DATA ROWS =>
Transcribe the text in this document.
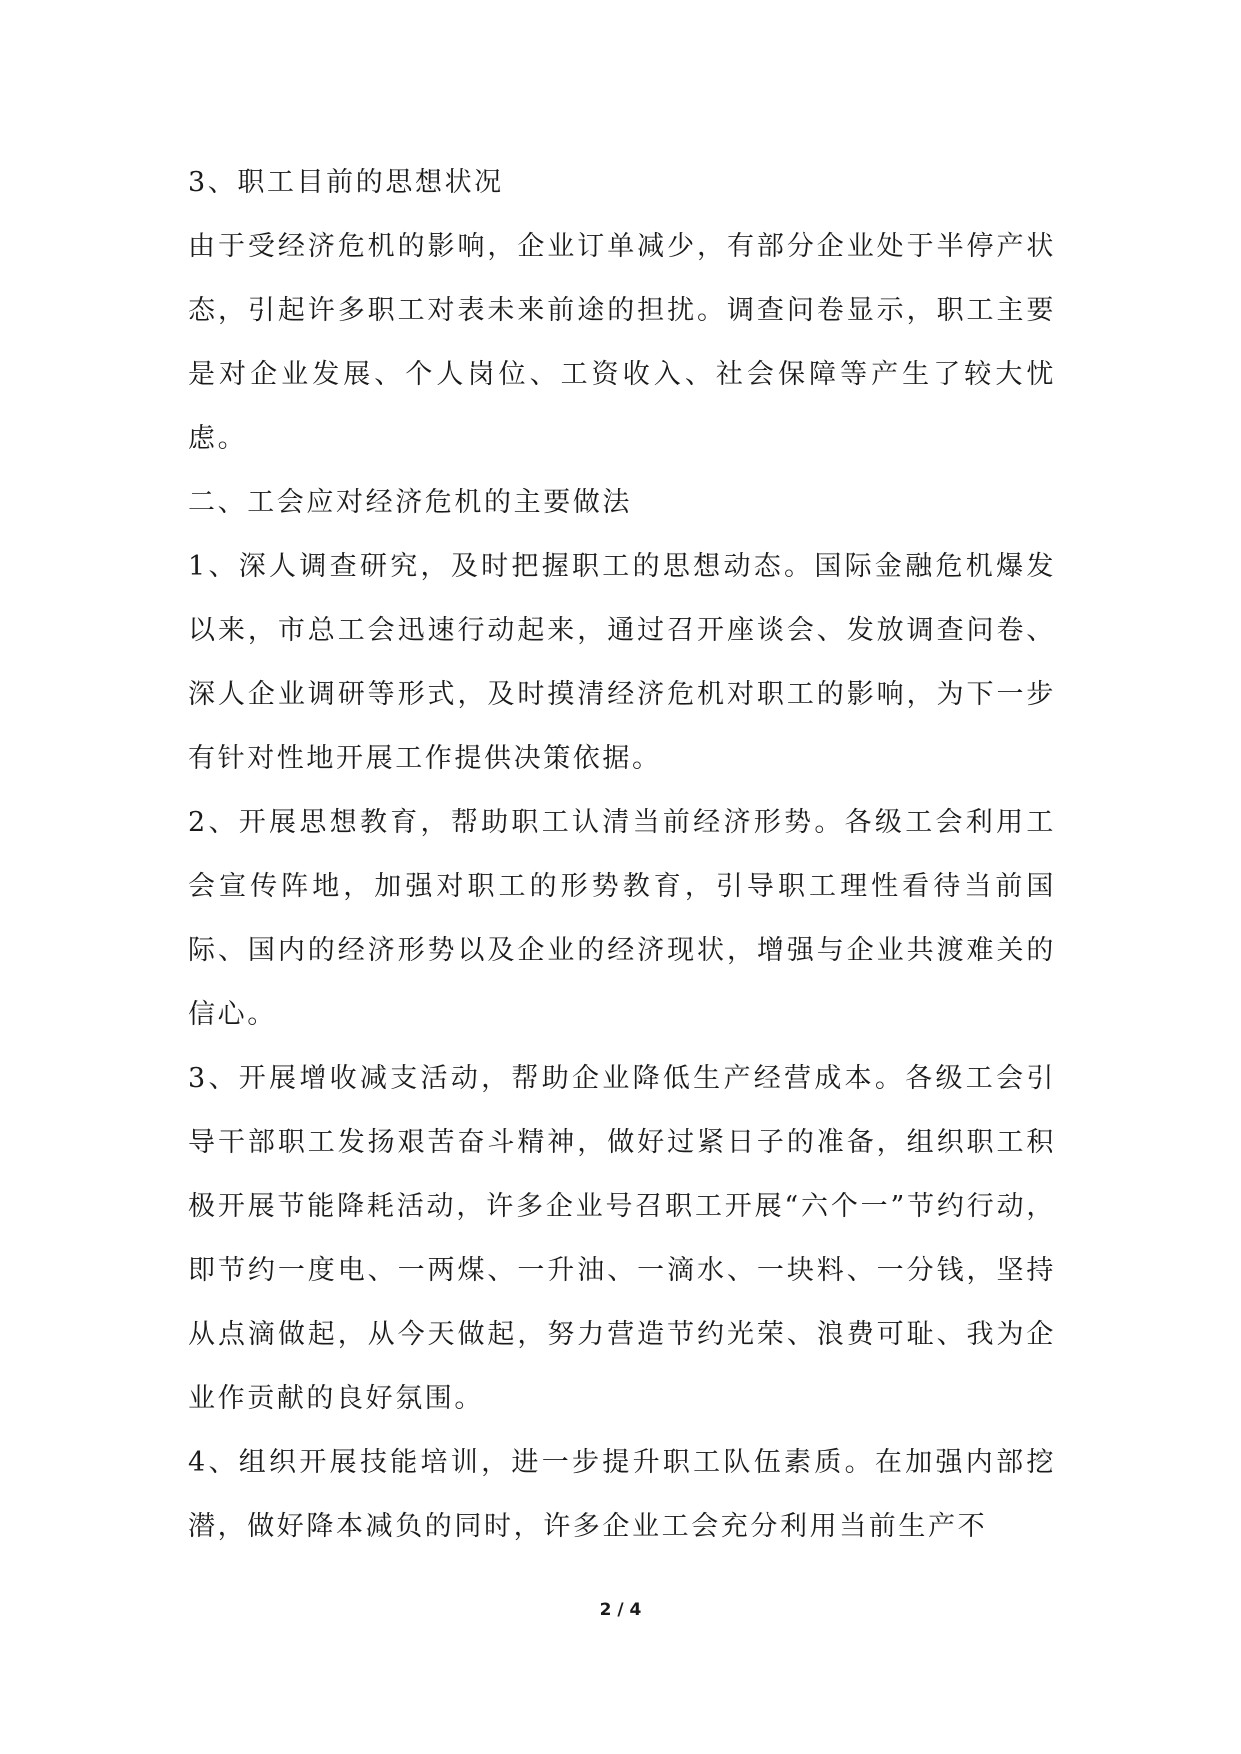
3、职工目前的思想状况

由于受经济危机的影响，企业订单减少，有部分企业处于半停产状态，引起许多职工对表未来前途的担扰。调查问卷显示，职工主要是对企业发展、个人岗位、工资收入、社会保障等产生了较大忧虑。

二、工会应对经济危机的主要做法

1、深人调查研究，及时把握职工的思想动态。国际金融危机爆发以来，市总工会迅速行动起来，通过召开座谈会、发放调查问卷、深人企业调研等形式，及时摸清经济危机对职工的影响，为下一步有针对性地开展工作提供决策依据。

2、开展思想教育，帮助职工认清当前经济形势。各级工会利用工会宣传阵地，加强对职工的形势教育，引导职工理性看待当前国际、国内的经济形势以及企业的经济现状，增强与企业共渡难关的信心。

3、开展增收减支活动，帮助企业降低生产经营成本。各级工会引导干部职工发扬艰苦奋斗精神，做好过紧日子的准备，组织职工积极开展节能降耗活动，许多企业号召职工开展“六个一”节约行动，即节约一度电、一两煤、一升油、一滴水、一块料、一分钱，坚持从点滴做起，从今天做起，努力营造节约光荣、浪费可耻、我为企业作贡献的良好氛围。

4、组织开展技能培训，进一步提升职工队伍素质。在加强内部挖潜，做好降本减负的同时，许多企业工会充分利用当前生产不

2 / 4
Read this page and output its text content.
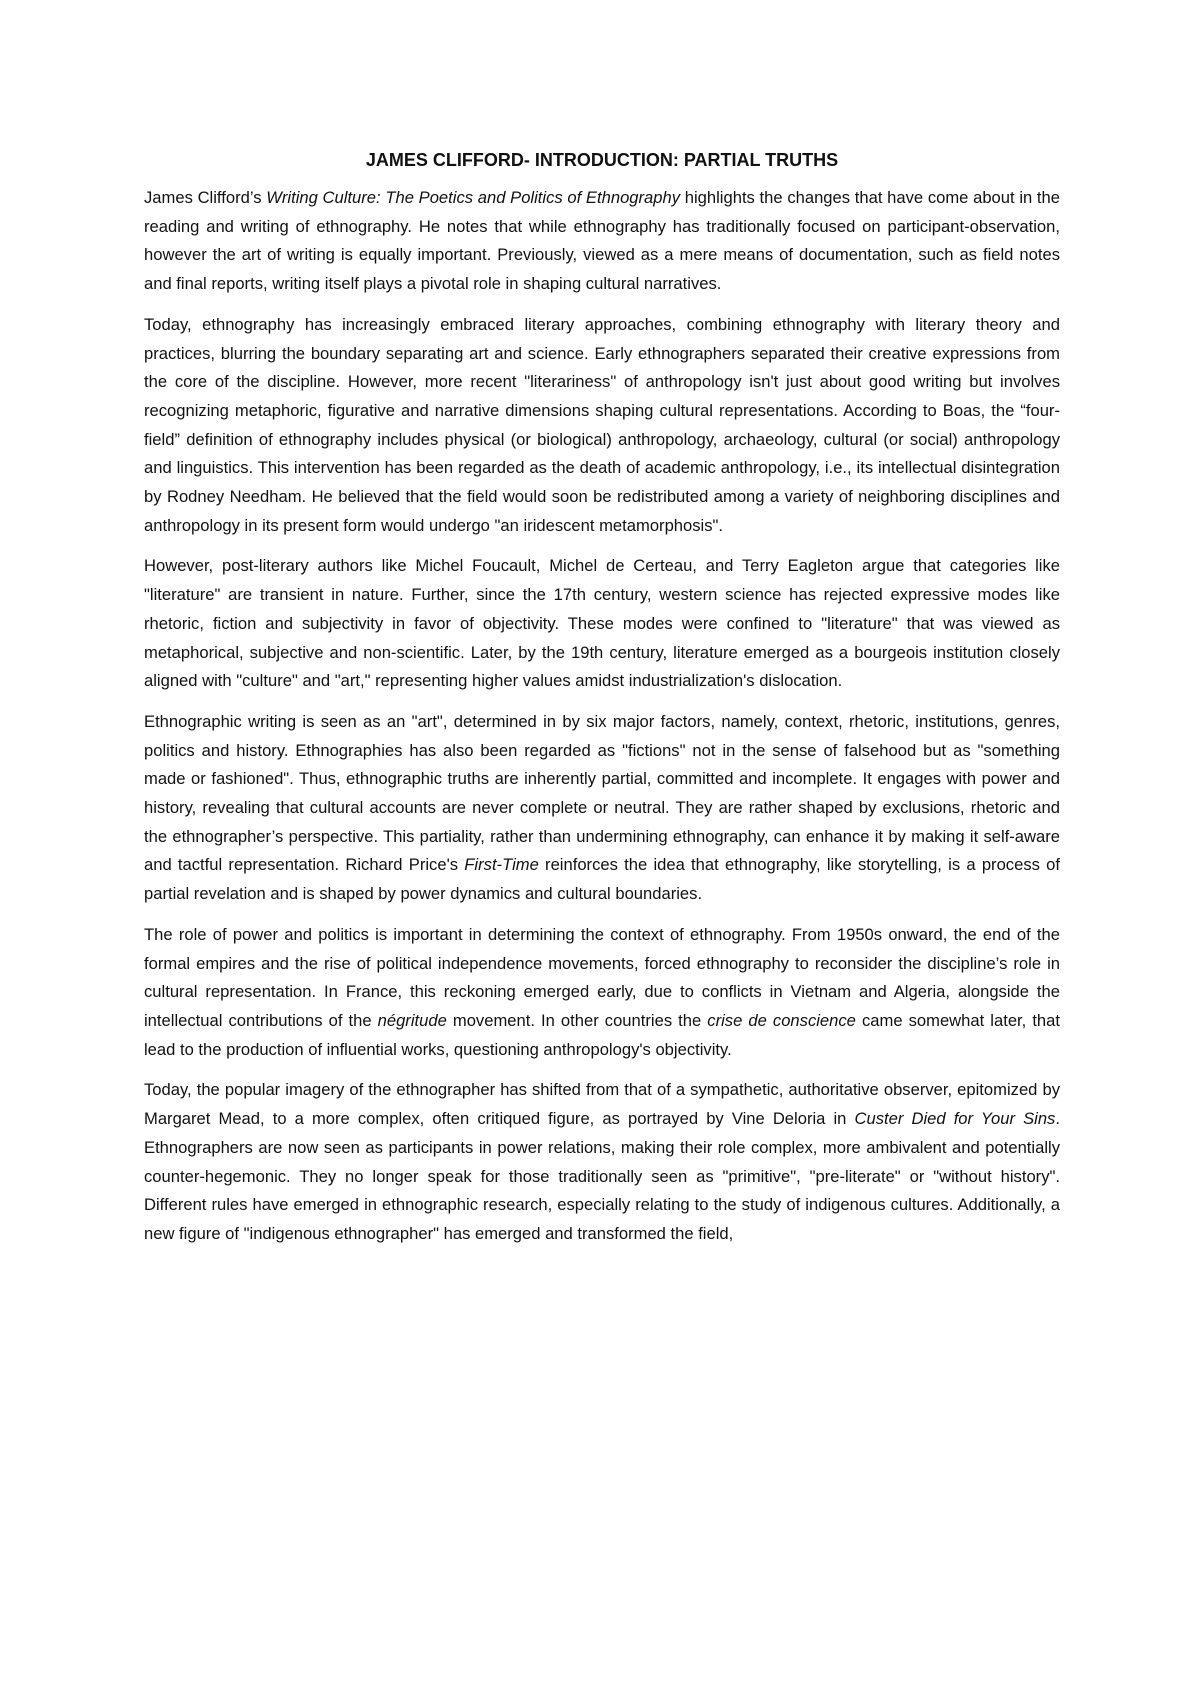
JAMES CLIFFORD- INTRODUCTION: PARTIAL TRUTHS

James Clifford’s Writing Culture: The Poetics and Politics of Ethnography highlights the changes that have come about in the reading and writing of ethnography. He notes that while ethnography has traditionally focused on participant-observation, however the art of writing is equally important. Previously, viewed as a mere means of documentation, such as field notes and final reports, writing itself plays a pivotal role in shaping cultural narratives.

Today, ethnography has increasingly embraced literary approaches, combining ethnography with literary theory and practices, blurring the boundary separating art and science. Early ethnographers separated their creative expressions from the core of the discipline. However, more recent "literariness" of anthropology isn't just about good writing but involves recognizing metaphoric, figurative and narrative dimensions shaping cultural representations. According to Boas, the “four-field” definition of ethnography includes physical (or biological) anthropology, archaeology, cultural (or social) anthropology and linguistics. This intervention has been regarded as the death of academic anthropology, i.e., its intellectual disintegration by Rodney Needham. He believed that the field would soon be redistributed among a variety of neighboring disciplines and anthropology in its present form would undergo "an iridescent metamorphosis".

However, post-literary authors like Michel Foucault, Michel de Certeau, and Terry Eagleton argue that categories like "literature" are transient in nature. Further, since the 17th century, western science has rejected expressive modes like rhetoric, fiction and subjectivity in favor of objectivity. These modes were confined to "literature" that was viewed as metaphorical, subjective and non-scientific. Later, by the 19th century, literature emerged as a bourgeois institution closely aligned with "culture" and "art," representing higher values amidst industrialization's dislocation.

Ethnographic writing is seen as an "art", determined in by six major factors, namely, context, rhetoric, institutions, genres, politics and history. Ethnographies has also been regarded as "fictions" not in the sense of falsehood but as "something made or fashioned". Thus, ethnographic truths are inherently partial, committed and incomplete. It engages with power and history, revealing that cultural accounts are never complete or neutral. They are rather shaped by exclusions, rhetoric and the ethnographer’s perspective. This partiality, rather than undermining ethnography, can enhance it by making it self-aware and tactful representation. Richard Price's First-Time reinforces the idea that ethnography, like storytelling, is a process of partial revelation and is shaped by power dynamics and cultural boundaries.

The role of power and politics is important in determining the context of ethnography. From 1950s onward, the end of the formal empires and the rise of political independence movements, forced ethnography to reconsider the discipline’s role in cultural representation. In France, this reckoning emerged early, due to conflicts in Vietnam and Algeria, alongside the intellectual contributions of the négritude movement. In other countries the crise de conscience came somewhat later, that lead to the production of influential works, questioning anthropology's objectivity.

Today, the popular imagery of the ethnographer has shifted from that of a sympathetic, authoritative observer, epitomized by Margaret Mead, to a more complex, often critiqued figure, as portrayed by Vine Deloria in Custer Died for Your Sins. Ethnographers are now seen as participants in power relations, making their role complex, more ambivalent and potentially counter-hegemonic. They no longer speak for those traditionally seen as "primitive", "pre-literate" or "without history". Different rules have emerged in ethnographic research, especially relating to the study of indigenous cultures. Additionally, a new figure of "indigenous ethnographer" has emerged and transformed the field,
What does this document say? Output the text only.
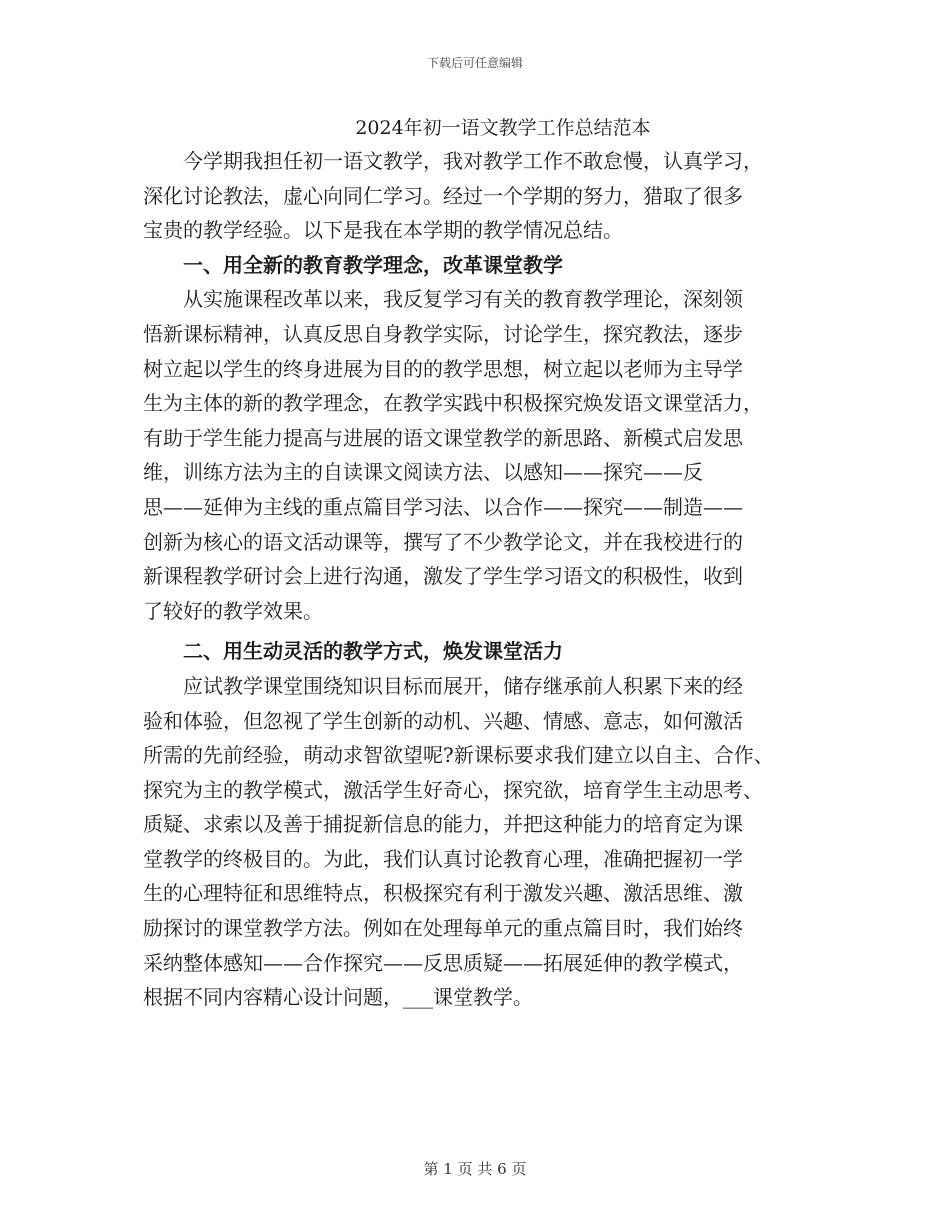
下载后可任意编辑
2024年初一语文教学工作总结范本

今学期我担任初一语文教学，我对教学工作不敢怠慢，认真学习，
深化讨论教法，虚心向同仁学习。经过一个学期的努力，猎取了很多
宝贵的教学经验。以下是我在本学期的教学情况总结。

一、用全新的教育教学理念，改革课堂教学

从实施课程改革以来，我反复学习有关的教育教学理论，深刻领
悟新课标精神，认真反思自身教学实际，讨论学生，探究教法，逐步
树立起以学生的终身进展为目的的教学思想，树立起以老师为主导学
生为主体的新的教学理念，在教学实践中积极探究焕发语文课堂活力，
有助于学生能力提高与进展的语文课堂教学的新思路、新模式启发思
维，训练方法为主的自读课文阅读方法、以感知——探究——反
思——延伸为主线的重点篇目学习法、以合作——探究——制造——
创新为核心的语文活动课等，撰写了不少教学论文，并在我校进行的
新课程教学研讨会上进行沟通，激发了学生学习语文的积极性，收到
了较好的教学效果。

二、用生动灵活的教学方式，焕发课堂活力

应试教学课堂围绕知识目标而展开，储存继承前人积累下来的经
验和体验，但忽视了学生创新的动机、兴趣、情感、意志，如何激活
所需的先前经验，萌动求智欲望呢?新课标要求我们建立以自主、合作、
探究为主的教学模式，激活学生好奇心，探究欲，培育学生主动思考、
质疑、求索以及善于捕捉新信息的能力，并把这种能力的培育定为课
堂教学的终极目的。为此，我们认真讨论教育心理，准确把握初一学
生的心理特征和思维特点，积极探究有利于激发兴趣、激活思维、激
励探讨的课堂教学方法。例如在处理每单元的重点篇目时，我们始终
采纳整体感知——合作探究——反思质疑——拓展延伸的教学模式，
根据不同内容精心设计问题，___课堂教学。

第 1 页 共 6 页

INSTRUCTIONS FOR THE TASK => Extract word for word every line from the line that contains "What does this" to the final line of the data, both included, and nothing else; skip the pictures.

FINISHED EXERCISE =>
What does this document say? Output the text only.
下载后可任意编辑
2024年初一语文教学工作总结范本

今学期我担任初一语文教学，我对教学工作不敢怠慢，认真学习，
深化讨论教法，虚心向同仁学习。经过一个学期的努力，猎取了很多
宝贵的教学经验。以下是我在本学期的教学情况总结。

一、用全新的教育教学理念，改革课堂教学

从实施课程改革以来，我反复学习有关的教育教学理论，深刻领
悟新课标精神，认真反思自身教学实际，讨论学生，探究教法，逐步
树立起以学生的终身进展为目的的教学思想，树立起以老师为主导学
生为主体的新的教学理念，在教学实践中积极探究焕发语文课堂活力，
有助于学生能力提高与进展的语文课堂教学的新思路、新模式启发思
维，训练方法为主的自读课文阅读方法、以感知——探究——反
思——延伸为主线的重点篇目学习法、以合作——探究——制造——
创新为核心的语文活动课等，撰写了不少教学论文，并在我校进行的
新课程教学研讨会上进行沟通，激发了学生学习语文的积极性，收到
了较好的教学效果。

二、用生动灵活的教学方式，焕发课堂活力

应试教学课堂围绕知识目标而展开，储存继承前人积累下来的经
验和体验，但忽视了学生创新的动机、兴趣、情感、意志，如何激活
所需的先前经验，萌动求智欲望呢?新课标要求我们建立以自主、合作、
探究为主的教学模式，激活学生好奇心，探究欲，培育学生主动思考、
质疑、求索以及善于捕捉新信息的能力，并把这种能力的培育定为课
堂教学的终极目的。为此，我们认真讨论教育心理，准确把握初一学
生的心理特征和思维特点，积极探究有利于激发兴趣、激活思维、激
励探讨的课堂教学方法。例如在处理每单元的重点篇目时，我们始终
采纳整体感知——合作探究——反思质疑——拓展延伸的教学模式，
根据不同内容精心设计问题，___课堂教学。

第 1 页 共 6 页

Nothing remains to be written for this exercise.